## Problem to solve:
Keep every line where the word "units" appears; drop the rest.

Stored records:
/---
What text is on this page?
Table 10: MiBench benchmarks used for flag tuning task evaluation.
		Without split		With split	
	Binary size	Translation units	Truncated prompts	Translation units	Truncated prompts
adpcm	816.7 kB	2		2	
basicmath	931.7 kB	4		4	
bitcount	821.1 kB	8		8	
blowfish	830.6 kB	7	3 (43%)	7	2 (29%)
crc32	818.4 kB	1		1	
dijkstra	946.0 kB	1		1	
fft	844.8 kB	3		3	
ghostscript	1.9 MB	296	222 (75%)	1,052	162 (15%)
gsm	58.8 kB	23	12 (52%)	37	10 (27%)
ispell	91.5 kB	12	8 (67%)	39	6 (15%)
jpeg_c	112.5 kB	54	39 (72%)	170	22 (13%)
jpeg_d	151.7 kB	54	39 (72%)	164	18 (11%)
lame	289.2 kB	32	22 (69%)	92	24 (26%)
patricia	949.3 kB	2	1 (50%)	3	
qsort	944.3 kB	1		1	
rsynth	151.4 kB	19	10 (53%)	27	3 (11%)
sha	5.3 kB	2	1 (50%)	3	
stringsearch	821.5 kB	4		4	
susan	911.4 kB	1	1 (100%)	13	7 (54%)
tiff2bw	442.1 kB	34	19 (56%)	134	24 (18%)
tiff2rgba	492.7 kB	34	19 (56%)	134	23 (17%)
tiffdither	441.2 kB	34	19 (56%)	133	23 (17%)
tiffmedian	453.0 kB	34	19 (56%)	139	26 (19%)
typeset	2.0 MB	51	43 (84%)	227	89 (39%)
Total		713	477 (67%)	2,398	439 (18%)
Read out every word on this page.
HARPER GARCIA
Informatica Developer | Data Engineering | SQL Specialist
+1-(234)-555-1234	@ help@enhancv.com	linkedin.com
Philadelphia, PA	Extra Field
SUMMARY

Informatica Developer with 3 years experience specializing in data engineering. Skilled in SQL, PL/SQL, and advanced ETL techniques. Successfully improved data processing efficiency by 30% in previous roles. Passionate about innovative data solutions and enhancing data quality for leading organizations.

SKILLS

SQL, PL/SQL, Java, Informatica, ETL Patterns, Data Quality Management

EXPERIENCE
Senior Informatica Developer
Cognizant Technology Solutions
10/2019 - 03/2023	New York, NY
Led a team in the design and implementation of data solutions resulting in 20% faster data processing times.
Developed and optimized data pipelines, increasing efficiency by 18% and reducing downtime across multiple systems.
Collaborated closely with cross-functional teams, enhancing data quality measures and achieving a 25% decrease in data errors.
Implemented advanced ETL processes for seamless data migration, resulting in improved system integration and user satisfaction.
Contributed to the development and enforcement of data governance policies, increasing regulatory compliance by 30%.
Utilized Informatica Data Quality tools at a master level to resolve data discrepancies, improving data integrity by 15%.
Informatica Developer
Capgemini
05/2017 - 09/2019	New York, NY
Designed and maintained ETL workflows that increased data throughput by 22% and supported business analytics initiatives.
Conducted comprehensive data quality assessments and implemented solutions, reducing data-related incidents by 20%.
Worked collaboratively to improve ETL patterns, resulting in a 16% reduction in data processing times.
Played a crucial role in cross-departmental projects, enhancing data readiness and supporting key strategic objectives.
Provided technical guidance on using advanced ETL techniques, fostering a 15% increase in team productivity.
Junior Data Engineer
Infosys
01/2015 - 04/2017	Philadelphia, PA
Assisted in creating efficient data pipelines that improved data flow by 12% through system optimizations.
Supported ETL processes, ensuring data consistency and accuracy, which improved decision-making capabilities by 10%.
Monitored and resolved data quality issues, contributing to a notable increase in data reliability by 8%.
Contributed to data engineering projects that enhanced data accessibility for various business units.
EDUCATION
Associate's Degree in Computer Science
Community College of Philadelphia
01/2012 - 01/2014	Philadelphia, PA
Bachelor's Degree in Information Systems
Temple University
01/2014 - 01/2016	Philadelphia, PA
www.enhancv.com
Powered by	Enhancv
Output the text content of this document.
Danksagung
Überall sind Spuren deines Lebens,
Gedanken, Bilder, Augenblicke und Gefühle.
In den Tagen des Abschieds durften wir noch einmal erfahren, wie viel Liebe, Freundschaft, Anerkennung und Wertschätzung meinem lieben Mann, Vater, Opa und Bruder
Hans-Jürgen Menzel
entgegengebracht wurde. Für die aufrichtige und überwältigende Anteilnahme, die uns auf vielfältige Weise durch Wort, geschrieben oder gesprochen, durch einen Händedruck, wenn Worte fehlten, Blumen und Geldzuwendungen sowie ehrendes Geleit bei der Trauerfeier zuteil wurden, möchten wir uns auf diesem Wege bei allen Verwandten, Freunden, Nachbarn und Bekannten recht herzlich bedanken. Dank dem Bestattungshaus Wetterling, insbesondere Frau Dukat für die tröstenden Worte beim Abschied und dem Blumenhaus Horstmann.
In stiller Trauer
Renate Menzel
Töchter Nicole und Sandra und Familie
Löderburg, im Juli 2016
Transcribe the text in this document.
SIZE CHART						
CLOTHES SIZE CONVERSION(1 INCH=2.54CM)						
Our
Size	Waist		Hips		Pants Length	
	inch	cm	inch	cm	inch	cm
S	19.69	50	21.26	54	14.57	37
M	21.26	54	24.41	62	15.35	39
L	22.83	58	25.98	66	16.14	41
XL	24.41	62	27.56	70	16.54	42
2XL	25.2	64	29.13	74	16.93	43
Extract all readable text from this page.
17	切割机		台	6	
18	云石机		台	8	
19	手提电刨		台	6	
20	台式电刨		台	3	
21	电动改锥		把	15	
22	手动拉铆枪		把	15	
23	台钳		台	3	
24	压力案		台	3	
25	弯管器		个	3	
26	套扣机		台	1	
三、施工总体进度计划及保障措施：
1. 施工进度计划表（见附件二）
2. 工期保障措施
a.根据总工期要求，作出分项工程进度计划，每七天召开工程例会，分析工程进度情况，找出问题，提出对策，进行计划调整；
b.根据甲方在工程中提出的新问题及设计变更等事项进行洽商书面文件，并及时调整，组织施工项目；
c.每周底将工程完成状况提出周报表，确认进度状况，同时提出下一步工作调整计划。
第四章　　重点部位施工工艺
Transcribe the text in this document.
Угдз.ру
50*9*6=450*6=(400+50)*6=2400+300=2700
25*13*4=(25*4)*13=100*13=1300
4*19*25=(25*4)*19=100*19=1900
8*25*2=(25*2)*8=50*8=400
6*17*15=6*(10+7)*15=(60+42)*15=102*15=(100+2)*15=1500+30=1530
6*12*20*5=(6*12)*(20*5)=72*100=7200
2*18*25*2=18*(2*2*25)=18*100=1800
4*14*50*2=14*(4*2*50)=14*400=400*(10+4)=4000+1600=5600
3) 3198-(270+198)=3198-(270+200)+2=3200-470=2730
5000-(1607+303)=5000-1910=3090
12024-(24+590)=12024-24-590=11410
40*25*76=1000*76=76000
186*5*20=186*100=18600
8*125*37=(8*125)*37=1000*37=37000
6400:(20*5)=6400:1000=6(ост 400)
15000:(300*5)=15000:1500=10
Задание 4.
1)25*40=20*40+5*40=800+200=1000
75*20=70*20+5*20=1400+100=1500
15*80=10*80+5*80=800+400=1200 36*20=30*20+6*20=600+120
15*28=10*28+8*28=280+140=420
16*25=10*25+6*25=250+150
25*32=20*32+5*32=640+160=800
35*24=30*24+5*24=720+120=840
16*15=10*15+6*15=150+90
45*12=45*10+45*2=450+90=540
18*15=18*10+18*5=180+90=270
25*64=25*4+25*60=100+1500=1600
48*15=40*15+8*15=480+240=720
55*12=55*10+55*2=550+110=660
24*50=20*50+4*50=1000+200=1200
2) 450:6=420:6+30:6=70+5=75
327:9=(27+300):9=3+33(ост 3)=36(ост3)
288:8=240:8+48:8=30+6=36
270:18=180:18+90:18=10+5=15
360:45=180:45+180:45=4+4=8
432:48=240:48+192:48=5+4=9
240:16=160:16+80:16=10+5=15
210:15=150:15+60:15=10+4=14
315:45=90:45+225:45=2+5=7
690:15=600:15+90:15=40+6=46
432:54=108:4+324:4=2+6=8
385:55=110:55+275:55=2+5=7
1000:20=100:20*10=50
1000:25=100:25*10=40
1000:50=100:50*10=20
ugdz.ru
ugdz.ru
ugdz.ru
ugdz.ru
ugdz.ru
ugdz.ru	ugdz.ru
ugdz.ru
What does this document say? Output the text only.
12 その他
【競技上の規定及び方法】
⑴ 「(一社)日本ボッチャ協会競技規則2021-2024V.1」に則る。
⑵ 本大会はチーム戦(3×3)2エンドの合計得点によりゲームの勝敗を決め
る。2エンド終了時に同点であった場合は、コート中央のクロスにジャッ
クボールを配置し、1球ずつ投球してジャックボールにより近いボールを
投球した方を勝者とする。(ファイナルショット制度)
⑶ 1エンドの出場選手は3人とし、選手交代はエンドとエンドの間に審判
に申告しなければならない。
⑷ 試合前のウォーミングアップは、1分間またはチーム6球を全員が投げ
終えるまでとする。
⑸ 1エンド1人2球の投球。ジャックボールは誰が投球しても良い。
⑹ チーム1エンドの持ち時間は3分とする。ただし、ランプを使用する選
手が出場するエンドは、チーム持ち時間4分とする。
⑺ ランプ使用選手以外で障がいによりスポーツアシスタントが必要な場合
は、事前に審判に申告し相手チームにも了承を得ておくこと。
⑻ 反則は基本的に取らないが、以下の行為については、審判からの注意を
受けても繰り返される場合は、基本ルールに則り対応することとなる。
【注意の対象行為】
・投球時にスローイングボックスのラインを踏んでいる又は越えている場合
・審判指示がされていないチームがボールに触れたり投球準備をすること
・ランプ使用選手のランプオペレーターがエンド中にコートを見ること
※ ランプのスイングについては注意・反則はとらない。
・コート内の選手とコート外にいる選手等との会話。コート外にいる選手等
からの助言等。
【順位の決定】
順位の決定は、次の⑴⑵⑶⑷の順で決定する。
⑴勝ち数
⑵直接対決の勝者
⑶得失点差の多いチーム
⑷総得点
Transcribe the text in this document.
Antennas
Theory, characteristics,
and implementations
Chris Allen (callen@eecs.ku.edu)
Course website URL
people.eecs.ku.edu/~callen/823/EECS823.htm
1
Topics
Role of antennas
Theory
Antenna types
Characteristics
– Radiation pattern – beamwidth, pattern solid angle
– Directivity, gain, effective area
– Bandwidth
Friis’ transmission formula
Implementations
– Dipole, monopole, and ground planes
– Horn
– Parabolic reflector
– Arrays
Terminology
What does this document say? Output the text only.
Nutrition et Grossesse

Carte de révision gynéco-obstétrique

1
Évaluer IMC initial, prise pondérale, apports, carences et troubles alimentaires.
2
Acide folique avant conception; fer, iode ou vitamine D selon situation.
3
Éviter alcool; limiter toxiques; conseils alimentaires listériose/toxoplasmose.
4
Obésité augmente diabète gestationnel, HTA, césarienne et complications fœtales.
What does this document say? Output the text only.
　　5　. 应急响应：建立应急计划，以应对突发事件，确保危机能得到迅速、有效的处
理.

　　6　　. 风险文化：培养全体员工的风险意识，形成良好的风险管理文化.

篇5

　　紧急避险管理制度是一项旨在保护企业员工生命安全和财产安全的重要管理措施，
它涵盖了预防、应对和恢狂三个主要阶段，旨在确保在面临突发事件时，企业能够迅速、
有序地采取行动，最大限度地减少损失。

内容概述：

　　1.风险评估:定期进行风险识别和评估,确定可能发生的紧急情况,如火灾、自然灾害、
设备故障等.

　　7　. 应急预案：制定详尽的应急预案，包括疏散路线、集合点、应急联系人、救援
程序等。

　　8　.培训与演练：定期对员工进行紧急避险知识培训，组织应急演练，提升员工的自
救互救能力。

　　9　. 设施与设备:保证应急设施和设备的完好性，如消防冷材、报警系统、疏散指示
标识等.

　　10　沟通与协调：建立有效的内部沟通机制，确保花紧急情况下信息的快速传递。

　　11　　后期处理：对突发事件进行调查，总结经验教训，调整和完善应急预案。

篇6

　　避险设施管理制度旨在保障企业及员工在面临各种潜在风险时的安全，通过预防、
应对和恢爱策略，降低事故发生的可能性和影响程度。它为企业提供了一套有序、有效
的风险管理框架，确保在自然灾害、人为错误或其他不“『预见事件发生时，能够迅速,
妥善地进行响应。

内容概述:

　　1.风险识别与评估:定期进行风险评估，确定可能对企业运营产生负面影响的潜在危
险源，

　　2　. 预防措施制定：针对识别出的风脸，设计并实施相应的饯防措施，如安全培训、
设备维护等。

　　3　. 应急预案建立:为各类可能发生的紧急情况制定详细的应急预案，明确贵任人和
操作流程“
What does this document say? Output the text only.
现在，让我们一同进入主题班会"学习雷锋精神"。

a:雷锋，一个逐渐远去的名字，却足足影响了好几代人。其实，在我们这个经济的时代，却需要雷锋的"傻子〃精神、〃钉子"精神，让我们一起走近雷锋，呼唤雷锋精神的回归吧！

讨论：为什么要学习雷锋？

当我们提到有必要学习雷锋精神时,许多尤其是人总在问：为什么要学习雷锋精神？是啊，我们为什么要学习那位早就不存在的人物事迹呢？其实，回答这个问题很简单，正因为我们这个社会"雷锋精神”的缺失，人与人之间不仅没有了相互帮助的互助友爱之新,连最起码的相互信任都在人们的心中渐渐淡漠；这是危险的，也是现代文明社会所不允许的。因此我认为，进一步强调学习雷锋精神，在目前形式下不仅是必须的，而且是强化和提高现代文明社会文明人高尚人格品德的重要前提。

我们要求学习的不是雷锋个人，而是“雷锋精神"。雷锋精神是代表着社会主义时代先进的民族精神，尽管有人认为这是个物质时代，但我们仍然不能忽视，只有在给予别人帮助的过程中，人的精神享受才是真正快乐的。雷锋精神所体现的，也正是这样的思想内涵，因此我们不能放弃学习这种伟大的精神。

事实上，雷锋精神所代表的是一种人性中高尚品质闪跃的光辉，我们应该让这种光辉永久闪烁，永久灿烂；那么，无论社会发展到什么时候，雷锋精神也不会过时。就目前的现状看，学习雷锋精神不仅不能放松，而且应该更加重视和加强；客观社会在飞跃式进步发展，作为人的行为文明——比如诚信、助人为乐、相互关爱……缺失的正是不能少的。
\---
## Task answer:
	Binary size	Translation units	Truncated prompts	Translation units	Truncated prompts
Contributed to data engineering projects that enhanced data accessibility for various business units.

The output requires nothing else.